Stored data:
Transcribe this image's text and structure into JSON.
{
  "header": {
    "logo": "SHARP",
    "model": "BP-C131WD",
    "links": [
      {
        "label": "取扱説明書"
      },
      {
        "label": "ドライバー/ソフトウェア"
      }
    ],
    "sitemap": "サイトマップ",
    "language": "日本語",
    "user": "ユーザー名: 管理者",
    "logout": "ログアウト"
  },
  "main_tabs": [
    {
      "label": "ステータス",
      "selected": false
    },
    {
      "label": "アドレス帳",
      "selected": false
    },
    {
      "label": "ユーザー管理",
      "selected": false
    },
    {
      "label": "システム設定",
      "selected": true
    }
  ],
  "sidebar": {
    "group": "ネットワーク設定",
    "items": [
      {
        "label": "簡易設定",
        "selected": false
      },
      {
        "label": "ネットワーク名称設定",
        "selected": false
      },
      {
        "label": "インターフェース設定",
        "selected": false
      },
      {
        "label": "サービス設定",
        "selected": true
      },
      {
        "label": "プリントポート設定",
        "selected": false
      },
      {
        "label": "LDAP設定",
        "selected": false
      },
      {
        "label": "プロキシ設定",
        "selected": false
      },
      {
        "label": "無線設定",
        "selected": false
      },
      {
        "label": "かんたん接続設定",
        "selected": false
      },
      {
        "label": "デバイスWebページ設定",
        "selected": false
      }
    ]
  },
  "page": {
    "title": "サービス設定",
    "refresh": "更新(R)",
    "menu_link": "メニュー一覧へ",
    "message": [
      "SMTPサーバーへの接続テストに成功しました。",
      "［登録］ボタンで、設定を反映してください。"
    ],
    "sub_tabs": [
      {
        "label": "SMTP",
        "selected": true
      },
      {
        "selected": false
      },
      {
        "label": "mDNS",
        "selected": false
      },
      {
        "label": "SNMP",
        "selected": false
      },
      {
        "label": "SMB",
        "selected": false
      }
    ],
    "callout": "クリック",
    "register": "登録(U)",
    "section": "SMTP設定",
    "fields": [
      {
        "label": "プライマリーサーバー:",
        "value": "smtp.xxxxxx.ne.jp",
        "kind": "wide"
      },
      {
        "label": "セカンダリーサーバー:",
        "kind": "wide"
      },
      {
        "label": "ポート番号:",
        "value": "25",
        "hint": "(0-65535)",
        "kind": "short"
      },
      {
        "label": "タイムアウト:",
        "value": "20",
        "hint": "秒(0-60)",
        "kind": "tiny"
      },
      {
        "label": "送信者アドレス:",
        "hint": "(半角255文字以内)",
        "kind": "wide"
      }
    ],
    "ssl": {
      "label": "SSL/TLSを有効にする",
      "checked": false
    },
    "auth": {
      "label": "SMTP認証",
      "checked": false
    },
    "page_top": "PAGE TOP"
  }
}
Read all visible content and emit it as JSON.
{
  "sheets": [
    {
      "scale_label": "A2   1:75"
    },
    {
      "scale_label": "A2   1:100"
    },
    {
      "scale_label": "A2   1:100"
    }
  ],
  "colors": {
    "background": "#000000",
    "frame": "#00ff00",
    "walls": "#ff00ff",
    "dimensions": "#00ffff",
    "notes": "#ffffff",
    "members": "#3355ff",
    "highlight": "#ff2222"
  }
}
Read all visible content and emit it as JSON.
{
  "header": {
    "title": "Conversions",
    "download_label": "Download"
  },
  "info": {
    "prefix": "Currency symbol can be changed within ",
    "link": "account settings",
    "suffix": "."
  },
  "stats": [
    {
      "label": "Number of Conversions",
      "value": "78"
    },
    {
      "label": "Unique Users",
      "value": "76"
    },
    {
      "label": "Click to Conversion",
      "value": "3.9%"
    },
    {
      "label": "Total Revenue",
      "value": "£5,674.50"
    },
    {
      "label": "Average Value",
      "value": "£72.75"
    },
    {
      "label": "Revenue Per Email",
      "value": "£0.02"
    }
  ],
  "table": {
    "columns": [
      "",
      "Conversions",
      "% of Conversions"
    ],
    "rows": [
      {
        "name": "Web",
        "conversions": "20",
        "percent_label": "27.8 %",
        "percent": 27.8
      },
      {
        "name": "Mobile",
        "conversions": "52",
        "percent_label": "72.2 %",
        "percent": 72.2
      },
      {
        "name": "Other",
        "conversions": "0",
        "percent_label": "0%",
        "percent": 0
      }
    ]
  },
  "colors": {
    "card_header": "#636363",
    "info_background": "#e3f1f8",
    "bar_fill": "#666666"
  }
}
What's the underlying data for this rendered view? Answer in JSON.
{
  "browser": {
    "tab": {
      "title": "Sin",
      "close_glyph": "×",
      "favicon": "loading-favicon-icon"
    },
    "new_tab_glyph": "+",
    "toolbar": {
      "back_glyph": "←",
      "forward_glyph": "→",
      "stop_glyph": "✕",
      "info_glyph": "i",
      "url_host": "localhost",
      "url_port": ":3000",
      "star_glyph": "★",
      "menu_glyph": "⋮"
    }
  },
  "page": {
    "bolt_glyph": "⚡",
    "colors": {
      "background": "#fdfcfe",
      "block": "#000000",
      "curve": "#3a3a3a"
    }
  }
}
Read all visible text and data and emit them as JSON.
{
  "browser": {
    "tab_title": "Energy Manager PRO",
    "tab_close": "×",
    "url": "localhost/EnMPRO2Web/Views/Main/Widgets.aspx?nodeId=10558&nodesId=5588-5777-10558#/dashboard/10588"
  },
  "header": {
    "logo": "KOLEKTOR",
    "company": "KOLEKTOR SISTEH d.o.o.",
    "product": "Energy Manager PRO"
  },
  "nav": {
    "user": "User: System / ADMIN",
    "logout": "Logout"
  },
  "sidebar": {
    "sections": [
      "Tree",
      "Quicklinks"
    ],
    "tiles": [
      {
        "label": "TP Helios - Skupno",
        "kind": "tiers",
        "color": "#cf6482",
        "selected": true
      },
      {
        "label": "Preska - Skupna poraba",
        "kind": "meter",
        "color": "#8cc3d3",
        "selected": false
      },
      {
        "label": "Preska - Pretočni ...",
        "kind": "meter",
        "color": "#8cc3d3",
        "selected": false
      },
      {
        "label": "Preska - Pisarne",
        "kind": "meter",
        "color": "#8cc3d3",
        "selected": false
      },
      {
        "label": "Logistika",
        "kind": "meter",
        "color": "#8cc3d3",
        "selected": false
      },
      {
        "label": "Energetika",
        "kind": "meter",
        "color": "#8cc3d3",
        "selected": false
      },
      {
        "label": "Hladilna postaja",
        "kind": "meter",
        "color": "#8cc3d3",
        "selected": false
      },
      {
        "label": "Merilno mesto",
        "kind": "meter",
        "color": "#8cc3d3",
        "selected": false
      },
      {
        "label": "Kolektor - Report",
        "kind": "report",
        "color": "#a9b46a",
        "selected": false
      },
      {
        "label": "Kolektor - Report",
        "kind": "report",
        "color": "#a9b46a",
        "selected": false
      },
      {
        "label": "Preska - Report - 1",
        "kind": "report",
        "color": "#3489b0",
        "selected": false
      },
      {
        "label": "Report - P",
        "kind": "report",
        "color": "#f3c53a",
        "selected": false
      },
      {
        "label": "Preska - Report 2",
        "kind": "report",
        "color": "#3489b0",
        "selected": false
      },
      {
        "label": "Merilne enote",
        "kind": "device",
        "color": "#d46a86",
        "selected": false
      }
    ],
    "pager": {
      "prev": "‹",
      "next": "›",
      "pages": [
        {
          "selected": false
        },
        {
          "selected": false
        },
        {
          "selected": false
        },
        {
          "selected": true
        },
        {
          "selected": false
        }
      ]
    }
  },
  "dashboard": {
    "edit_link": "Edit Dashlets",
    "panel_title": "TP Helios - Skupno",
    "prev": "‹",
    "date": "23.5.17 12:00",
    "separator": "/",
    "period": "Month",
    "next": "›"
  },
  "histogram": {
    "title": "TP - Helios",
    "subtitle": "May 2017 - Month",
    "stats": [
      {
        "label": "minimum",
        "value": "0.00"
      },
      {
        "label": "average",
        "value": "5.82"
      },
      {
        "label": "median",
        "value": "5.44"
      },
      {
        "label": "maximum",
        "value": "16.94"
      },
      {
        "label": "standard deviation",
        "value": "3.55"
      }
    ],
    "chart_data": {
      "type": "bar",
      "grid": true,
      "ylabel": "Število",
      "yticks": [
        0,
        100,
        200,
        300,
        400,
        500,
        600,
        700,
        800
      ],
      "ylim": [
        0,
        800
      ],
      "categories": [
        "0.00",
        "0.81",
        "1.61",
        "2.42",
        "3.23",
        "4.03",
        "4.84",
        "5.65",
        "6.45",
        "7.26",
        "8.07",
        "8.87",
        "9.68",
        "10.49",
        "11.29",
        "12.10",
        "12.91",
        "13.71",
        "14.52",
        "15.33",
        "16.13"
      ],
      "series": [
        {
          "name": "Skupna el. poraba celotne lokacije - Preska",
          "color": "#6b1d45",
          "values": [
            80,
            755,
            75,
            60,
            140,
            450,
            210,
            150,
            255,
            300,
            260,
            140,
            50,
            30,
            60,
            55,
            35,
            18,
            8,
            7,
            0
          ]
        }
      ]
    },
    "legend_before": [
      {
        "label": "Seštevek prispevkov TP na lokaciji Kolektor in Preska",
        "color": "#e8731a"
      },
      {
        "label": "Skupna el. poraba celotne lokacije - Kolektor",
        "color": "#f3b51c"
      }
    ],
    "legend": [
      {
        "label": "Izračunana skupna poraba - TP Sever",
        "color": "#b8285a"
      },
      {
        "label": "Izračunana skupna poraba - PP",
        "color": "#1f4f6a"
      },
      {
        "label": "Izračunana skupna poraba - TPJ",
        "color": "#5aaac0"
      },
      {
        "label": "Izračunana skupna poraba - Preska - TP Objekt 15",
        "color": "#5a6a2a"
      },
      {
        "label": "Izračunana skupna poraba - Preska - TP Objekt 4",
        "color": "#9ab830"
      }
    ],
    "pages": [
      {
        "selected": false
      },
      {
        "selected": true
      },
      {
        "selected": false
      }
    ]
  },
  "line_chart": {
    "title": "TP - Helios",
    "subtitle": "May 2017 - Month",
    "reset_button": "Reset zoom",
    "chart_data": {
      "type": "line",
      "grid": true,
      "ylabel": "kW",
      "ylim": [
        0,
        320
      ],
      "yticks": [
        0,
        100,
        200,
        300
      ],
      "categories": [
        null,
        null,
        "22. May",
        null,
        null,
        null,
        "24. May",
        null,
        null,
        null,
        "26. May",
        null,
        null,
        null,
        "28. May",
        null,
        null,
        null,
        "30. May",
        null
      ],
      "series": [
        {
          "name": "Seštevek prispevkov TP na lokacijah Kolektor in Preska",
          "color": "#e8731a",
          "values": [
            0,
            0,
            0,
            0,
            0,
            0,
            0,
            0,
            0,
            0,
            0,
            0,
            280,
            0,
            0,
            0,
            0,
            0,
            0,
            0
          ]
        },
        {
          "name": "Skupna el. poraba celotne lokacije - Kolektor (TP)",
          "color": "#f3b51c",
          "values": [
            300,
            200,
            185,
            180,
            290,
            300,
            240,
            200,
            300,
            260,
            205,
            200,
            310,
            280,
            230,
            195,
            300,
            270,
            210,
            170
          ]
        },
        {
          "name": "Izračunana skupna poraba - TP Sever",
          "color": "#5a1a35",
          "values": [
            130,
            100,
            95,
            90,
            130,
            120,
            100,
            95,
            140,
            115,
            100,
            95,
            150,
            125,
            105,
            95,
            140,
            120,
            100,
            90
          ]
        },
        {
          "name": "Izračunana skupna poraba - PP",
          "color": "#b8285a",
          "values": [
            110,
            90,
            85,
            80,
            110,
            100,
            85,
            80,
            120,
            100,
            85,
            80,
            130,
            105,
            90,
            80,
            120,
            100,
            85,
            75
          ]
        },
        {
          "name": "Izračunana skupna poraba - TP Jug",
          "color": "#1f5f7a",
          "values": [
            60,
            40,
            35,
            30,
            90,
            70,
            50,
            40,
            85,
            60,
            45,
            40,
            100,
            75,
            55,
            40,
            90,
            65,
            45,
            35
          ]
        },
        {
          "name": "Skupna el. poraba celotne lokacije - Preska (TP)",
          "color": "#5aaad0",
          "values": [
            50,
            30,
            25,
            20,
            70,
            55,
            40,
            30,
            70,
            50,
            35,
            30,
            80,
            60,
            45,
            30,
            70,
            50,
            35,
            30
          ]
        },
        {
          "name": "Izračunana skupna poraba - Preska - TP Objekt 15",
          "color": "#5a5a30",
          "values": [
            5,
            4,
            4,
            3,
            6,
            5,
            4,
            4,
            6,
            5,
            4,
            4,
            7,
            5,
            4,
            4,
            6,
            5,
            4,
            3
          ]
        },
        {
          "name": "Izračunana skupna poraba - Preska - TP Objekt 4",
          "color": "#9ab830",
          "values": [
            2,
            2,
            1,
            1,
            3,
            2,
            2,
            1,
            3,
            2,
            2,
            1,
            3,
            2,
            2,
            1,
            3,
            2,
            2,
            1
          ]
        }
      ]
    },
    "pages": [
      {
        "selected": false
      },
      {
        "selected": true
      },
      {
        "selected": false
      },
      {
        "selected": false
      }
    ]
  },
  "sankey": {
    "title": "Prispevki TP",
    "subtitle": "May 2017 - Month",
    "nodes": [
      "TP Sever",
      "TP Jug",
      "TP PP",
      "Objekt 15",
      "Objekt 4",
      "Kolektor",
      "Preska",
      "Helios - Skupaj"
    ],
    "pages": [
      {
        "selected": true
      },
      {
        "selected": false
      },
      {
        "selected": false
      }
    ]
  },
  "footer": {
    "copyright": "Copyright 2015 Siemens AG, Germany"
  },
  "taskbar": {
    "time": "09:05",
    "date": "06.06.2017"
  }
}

- _Written instruction_:
Only lines that contain the word "celotne" are wanted; copy each of them.

- _Worked answer_:
          "name": "Skupna el. poraba celotne lokacije - Preska",
        "label": "Skupna el. poraba celotne lokacije - Kolektor",
          "name": "Skupna el. poraba celotne lokacije - Kolektor (TP)",
          "name": "Skupna el. poraba celotne lokacije - Preska (TP)",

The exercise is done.